Task requirements ▸ Copy everything in the data below exactly except the pictures.
┄┄┄┄┄┄┄┄┄┄┄┄┄┄┄┄┄┄┄┄
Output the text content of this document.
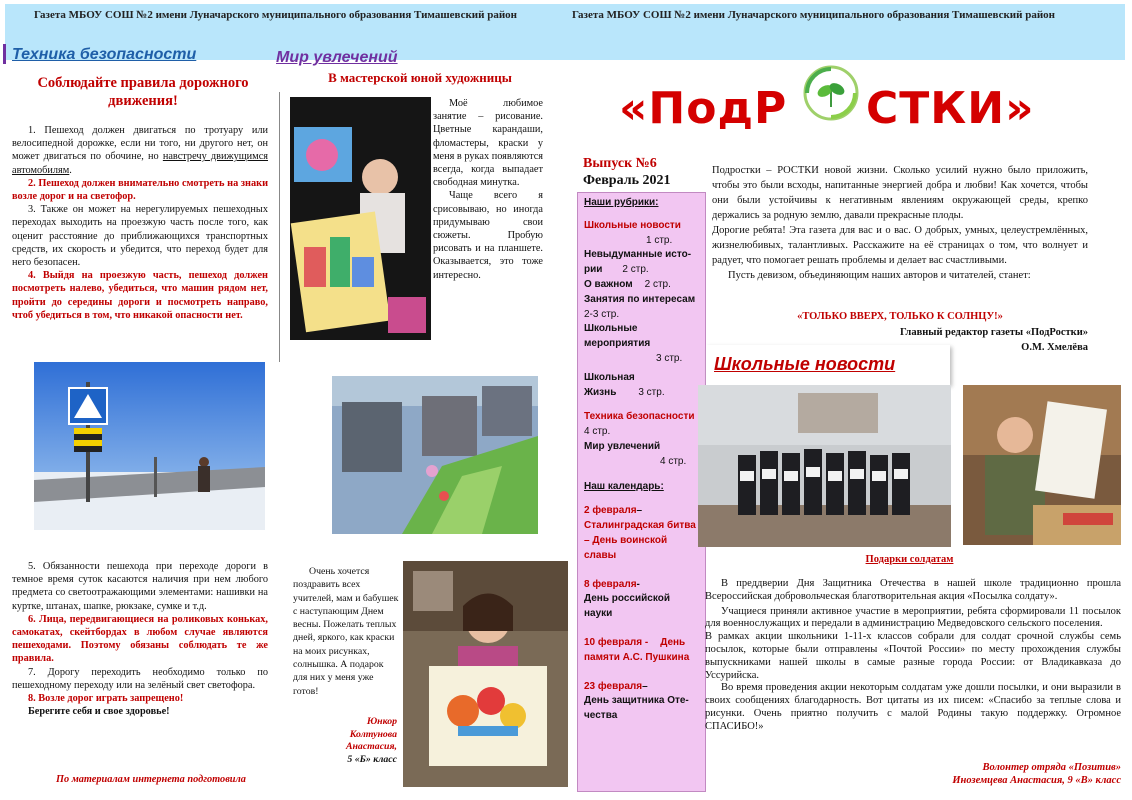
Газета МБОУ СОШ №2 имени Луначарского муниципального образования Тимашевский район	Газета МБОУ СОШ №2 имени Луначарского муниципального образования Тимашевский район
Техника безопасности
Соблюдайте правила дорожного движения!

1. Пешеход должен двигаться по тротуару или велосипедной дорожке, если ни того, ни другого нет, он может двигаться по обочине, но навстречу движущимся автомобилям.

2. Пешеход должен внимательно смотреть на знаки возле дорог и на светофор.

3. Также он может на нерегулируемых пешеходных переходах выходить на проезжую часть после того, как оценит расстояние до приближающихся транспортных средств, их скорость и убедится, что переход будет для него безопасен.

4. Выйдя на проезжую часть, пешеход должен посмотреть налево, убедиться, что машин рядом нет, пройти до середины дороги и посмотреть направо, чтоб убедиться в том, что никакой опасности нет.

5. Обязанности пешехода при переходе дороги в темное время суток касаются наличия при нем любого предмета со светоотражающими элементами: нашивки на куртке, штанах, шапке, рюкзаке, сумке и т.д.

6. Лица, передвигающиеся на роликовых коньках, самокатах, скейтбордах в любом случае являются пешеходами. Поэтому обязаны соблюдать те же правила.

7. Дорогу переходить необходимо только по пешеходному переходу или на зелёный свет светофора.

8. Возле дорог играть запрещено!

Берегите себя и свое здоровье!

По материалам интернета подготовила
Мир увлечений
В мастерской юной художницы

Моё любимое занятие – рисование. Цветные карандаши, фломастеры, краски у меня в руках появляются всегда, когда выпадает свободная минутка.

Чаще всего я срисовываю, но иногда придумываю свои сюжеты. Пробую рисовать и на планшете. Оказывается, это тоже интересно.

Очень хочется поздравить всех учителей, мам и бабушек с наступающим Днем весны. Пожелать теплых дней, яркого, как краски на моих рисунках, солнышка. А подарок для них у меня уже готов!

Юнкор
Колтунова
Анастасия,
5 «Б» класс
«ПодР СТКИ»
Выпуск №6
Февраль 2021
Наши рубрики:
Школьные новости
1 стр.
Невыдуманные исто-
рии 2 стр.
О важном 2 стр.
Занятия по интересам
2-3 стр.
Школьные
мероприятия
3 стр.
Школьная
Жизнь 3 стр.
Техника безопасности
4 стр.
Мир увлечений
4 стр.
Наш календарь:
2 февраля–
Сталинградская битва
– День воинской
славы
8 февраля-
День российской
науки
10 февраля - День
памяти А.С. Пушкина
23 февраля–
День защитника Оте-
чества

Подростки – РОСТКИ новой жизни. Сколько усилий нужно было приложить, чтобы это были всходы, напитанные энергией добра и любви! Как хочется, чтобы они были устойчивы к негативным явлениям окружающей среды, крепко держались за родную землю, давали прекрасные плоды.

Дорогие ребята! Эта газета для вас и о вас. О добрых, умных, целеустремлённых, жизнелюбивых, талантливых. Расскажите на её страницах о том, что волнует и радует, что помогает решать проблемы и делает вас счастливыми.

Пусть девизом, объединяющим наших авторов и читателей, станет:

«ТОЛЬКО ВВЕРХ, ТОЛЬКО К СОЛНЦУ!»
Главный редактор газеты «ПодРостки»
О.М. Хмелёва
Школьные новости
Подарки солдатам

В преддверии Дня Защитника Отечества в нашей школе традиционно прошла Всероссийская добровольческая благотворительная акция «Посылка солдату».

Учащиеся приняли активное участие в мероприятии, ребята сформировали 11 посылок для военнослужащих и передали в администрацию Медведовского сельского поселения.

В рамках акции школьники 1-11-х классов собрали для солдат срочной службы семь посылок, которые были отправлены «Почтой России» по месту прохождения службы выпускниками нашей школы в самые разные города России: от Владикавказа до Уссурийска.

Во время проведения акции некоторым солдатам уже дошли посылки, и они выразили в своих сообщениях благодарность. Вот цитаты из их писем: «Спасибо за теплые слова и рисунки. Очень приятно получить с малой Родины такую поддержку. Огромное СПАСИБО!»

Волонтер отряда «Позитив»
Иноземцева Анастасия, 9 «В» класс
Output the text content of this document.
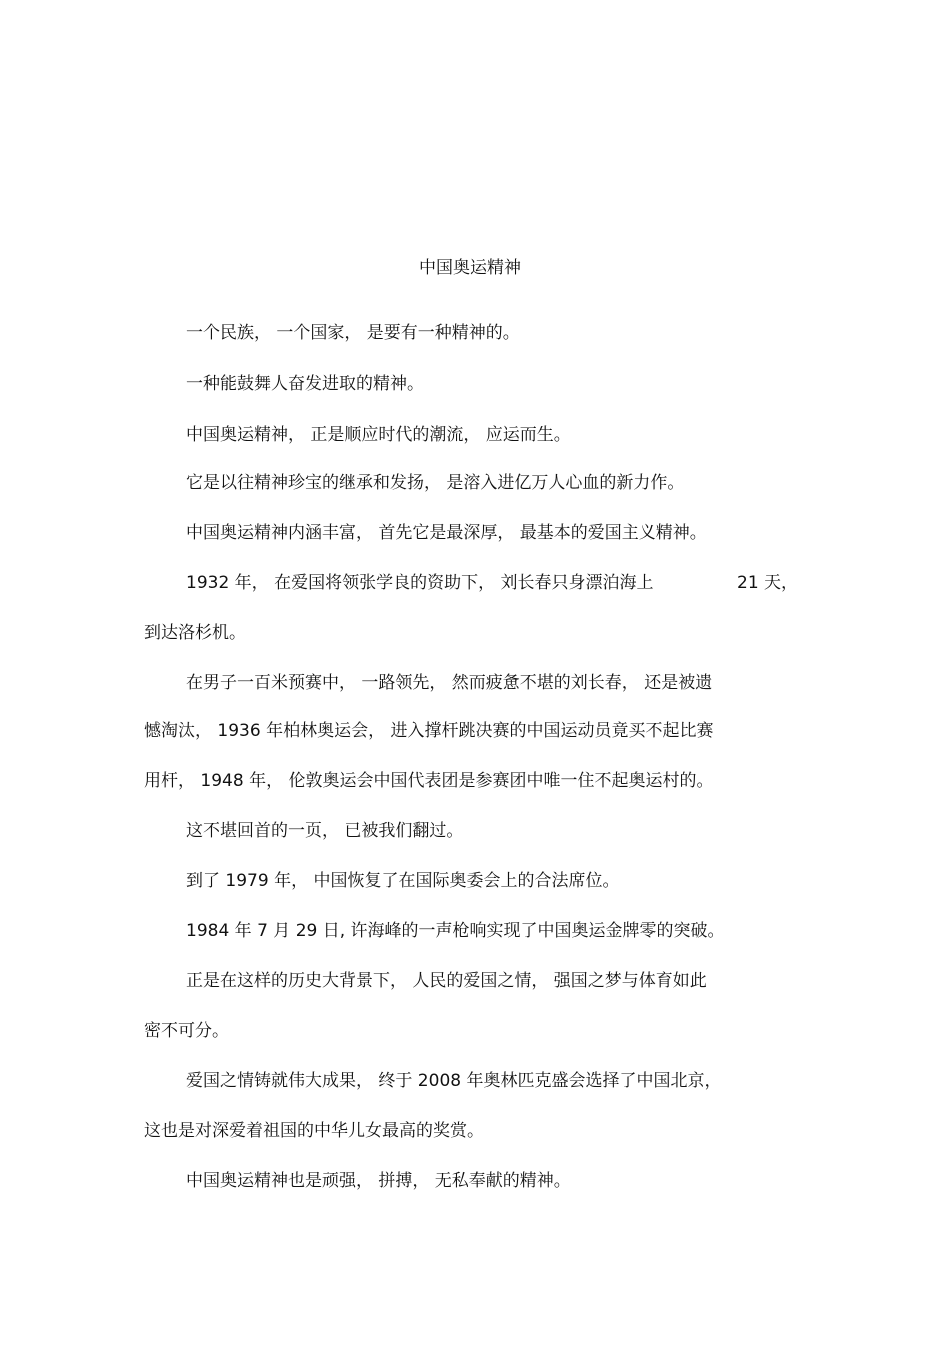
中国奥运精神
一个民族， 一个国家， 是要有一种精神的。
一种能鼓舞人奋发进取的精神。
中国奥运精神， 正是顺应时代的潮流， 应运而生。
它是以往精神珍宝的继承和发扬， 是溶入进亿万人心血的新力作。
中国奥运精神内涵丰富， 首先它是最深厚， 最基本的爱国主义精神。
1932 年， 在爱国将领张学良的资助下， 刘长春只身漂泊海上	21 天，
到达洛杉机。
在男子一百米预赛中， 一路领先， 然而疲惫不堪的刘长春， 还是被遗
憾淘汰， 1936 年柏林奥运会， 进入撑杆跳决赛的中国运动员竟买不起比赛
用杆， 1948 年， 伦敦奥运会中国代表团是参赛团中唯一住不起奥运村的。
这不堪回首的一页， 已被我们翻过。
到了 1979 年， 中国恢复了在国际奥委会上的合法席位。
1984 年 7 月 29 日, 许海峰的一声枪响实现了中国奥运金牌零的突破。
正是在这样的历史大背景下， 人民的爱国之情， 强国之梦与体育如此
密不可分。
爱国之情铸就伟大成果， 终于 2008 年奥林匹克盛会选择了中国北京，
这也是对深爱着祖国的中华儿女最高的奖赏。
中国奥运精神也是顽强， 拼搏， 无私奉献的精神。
┄┄┄┄┄┄┄┄┄┄┄┄┄┄┄┄┄┄┄┄
Answer to the problem ▸
Output the text content of this document.
Газета МБОУ СОШ №2 имени Луначарского муниципального образования Тимашевский район	Газета МБОУ СОШ №2 имени Луначарского муниципального образования Тимашевский район
Техника безопасности
Соблюдайте правила дорожного движения!

1. Пешеход должен двигаться по тротуару или велосипедной дорожке, если ни того, ни другого нет, он может двигаться по обочине, но навстречу движущимся автомобилям.

2. Пешеход должен внимательно смотреть на знаки возле дорог и на светофор.

3. Также он может на нерегулируемых пешеходных переходах выходить на проезжую часть после того, как оценит расстояние до приближающихся транспортных средств, их скорость и убедится, что переход будет для него безопасен.

4. Выйдя на проезжую часть, пешеход должен посмотреть налево, убедиться, что машин рядом нет, пройти до середины дороги и посмотреть направо, чтоб убедиться в том, что никакой опасности нет.

5. Обязанности пешехода при переходе дороги в темное время суток касаются наличия при нем любого предмета со светоотражающими элементами: нашивки на куртке, штанах, шапке, рюкзаке, сумке и т.д.

6. Лица, передвигающиеся на роликовых коньках, самокатах, скейтбордах в любом случае являются пешеходами. Поэтому обязаны соблюдать те же правила.

7. Дорогу переходить необходимо только по пешеходному переходу или на зелёный свет светофора.

8. Возле дорог играть запрещено!

Берегите себя и свое здоровье!

По материалам интернета подготовила
Мир увлечений
В мастерской юной художницы

Моё любимое занятие – рисование. Цветные карандаши, фломастеры, краски у меня в руках появляются всегда, когда выпадает свободная минутка.

Чаще всего я срисовываю, но иногда придумываю свои сюжеты. Пробую рисовать и на планшете. Оказывается, это тоже интересно.

Очень хочется поздравить всех учителей, мам и бабушек с наступающим Днем весны. Пожелать теплых дней, яркого, как краски на моих рисунках, солнышка. А подарок для них у меня уже готов!

Юнкор
Колтунова
Анастасия,
5 «Б» класс
«ПодР СТКИ»
Выпуск №6
Февраль 2021
Наши рубрики:
Школьные новости
1 стр.
Невыдуманные исто-
рии 2 стр.
О важном 2 стр.
Занятия по интересам
2-3 стр.
Школьные
мероприятия
3 стр.
Школьная
Жизнь 3 стр.
Техника безопасности
4 стр.
Мир увлечений
4 стр.
Наш календарь:
2 февраля–
Сталинградская битва
– День воинской
славы
8 февраля-
День российской
науки
10 февраля - День
памяти А.С. Пушкина
23 февраля–
День защитника Оте-
чества

Подростки – РОСТКИ новой жизни. Сколько усилий нужно было приложить, чтобы это были всходы, напитанные энергией добра и любви! Как хочется, чтобы они были устойчивы к негативным явлениям окружающей среды, крепко держались за родную землю, давали прекрасные плоды.

Дорогие ребята! Эта газета для вас и о вас. О добрых, умных, целеустремлённых, жизнелюбивых, талантливых. Расскажите на её страницах о том, что волнует и радует, что помогает решать проблемы и делает вас счастливыми.

Пусть девизом, объединяющим наших авторов и читателей, станет:

«ТОЛЬКО ВВЕРХ, ТОЛЬКО К СОЛНЦУ!»
Главный редактор газеты «ПодРостки»
О.М. Хмелёва
Школьные новости
Подарки солдатам

В преддверии Дня Защитника Отечества в нашей школе традиционно прошла Всероссийская добровольческая благотворительная акция «Посылка солдату».

Учащиеся приняли активное участие в мероприятии, ребята сформировали 11 посылок для военнослужащих и передали в администрацию Медведовского сельского поселения.

В рамках акции школьники 1-11-х классов собрали для солдат срочной службы семь посылок, которые были отправлены «Почтой России» по месту прохождения службы выпускниками нашей школы в самые разные города России: от Владикавказа до Уссурийска.

Во время проведения акции некоторым солдатам уже дошли посылки, и они выразили в своих сообщениях благодарность. Вот цитаты из их писем: «Спасибо за теплые слова и рисунки. Очень приятно получить с малой Родины такую поддержку. Огромное СПАСИБО!»

Волонтер отряда «Позитив»
Иноземцева Анастасия, 9 «В» класс
Output the text content of this document.
中国奥运精神
一个民族， 一个国家， 是要有一种精神的。
一种能鼓舞人奋发进取的精神。
中国奥运精神， 正是顺应时代的潮流， 应运而生。
它是以往精神珍宝的继承和发扬， 是溶入进亿万人心血的新力作。
中国奥运精神内涵丰富， 首先它是最深厚， 最基本的爱国主义精神。
1932 年， 在爱国将领张学良的资助下， 刘长春只身漂泊海上	21 天，
到达洛杉机。
在男子一百米预赛中， 一路领先， 然而疲惫不堪的刘长春， 还是被遗
憾淘汰， 1936 年柏林奥运会， 进入撑杆跳决赛的中国运动员竟买不起比赛
用杆， 1948 年， 伦敦奥运会中国代表团是参赛团中唯一住不起奥运村的。
这不堪回首的一页， 已被我们翻过。
到了 1979 年， 中国恢复了在国际奥委会上的合法席位。
1984 年 7 月 29 日, 许海峰的一声枪响实现了中国奥运金牌零的突破。
正是在这样的历史大背景下， 人民的爱国之情， 强国之梦与体育如此
密不可分。
爱国之情铸就伟大成果， 终于 2008 年奥林匹克盛会选择了中国北京，
这也是对深爱着祖国的中华儿女最高的奖赏。
中国奥运精神也是顽强， 拼搏， 无私奉献的精神。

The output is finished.